- Short problem: Find all the lines with "Peanuts" and gather them.

- Rows:
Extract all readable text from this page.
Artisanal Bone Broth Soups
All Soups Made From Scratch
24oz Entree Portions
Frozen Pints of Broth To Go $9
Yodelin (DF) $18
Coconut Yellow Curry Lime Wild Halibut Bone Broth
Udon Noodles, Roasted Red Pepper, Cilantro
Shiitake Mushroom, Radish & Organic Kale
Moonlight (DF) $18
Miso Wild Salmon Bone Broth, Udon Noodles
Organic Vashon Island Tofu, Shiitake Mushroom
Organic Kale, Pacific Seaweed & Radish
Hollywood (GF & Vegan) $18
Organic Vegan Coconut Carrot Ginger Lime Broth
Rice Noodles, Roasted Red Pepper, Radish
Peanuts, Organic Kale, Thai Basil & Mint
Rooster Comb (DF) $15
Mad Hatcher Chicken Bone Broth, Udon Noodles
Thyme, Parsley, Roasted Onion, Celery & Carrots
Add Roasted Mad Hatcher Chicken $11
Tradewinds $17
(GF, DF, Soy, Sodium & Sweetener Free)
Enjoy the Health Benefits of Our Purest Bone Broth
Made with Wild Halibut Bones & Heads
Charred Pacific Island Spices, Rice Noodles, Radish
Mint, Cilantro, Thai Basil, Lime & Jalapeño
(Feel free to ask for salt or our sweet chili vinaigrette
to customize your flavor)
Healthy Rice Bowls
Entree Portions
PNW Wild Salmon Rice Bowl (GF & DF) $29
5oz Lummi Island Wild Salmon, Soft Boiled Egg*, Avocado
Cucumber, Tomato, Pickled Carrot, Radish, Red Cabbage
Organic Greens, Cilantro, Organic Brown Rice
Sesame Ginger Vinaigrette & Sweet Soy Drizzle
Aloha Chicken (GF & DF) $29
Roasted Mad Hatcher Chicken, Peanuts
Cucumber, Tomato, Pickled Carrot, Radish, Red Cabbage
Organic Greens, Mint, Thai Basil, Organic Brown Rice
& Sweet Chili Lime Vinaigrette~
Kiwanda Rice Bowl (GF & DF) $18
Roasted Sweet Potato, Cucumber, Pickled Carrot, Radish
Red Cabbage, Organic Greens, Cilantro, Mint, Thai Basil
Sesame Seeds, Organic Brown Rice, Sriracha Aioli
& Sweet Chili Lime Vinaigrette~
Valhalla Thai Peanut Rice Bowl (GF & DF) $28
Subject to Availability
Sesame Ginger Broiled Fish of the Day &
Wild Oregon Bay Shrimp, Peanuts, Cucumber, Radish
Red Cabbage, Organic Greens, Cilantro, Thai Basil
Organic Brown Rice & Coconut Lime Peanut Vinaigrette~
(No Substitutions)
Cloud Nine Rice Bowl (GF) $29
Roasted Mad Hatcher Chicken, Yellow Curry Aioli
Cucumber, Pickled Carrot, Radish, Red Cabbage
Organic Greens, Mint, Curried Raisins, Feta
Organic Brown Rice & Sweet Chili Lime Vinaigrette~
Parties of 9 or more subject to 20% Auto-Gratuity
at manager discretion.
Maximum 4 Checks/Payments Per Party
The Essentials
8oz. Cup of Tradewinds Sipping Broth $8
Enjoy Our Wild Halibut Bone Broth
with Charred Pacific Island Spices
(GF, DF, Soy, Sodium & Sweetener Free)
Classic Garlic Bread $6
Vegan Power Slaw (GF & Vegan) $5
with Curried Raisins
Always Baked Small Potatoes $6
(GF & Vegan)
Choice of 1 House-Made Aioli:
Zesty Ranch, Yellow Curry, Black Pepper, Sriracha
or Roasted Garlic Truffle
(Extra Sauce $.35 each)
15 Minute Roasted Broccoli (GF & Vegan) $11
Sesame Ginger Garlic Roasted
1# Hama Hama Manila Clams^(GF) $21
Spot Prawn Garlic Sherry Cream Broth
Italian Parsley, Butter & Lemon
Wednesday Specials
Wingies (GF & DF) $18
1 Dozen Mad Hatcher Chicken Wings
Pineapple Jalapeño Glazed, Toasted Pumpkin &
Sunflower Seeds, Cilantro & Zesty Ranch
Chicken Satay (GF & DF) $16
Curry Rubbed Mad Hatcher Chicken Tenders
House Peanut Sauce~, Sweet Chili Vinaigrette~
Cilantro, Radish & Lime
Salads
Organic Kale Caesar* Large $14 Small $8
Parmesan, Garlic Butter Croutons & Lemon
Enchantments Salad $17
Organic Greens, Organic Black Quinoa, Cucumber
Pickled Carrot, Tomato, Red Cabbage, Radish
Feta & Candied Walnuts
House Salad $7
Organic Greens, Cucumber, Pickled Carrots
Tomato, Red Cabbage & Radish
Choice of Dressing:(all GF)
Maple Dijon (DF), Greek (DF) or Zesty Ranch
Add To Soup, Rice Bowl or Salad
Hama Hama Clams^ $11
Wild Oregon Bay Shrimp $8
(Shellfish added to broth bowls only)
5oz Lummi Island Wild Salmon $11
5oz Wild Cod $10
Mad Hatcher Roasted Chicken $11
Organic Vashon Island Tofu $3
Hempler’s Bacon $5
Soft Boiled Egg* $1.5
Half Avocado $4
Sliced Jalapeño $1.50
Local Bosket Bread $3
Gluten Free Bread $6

- Exercise solution:
Peanuts, Organic Kale, Thai Basil & Mint
Roasted Mad Hatcher Chicken, Peanuts
Wild Oregon Bay Shrimp, Peanuts, Cucumber, Radish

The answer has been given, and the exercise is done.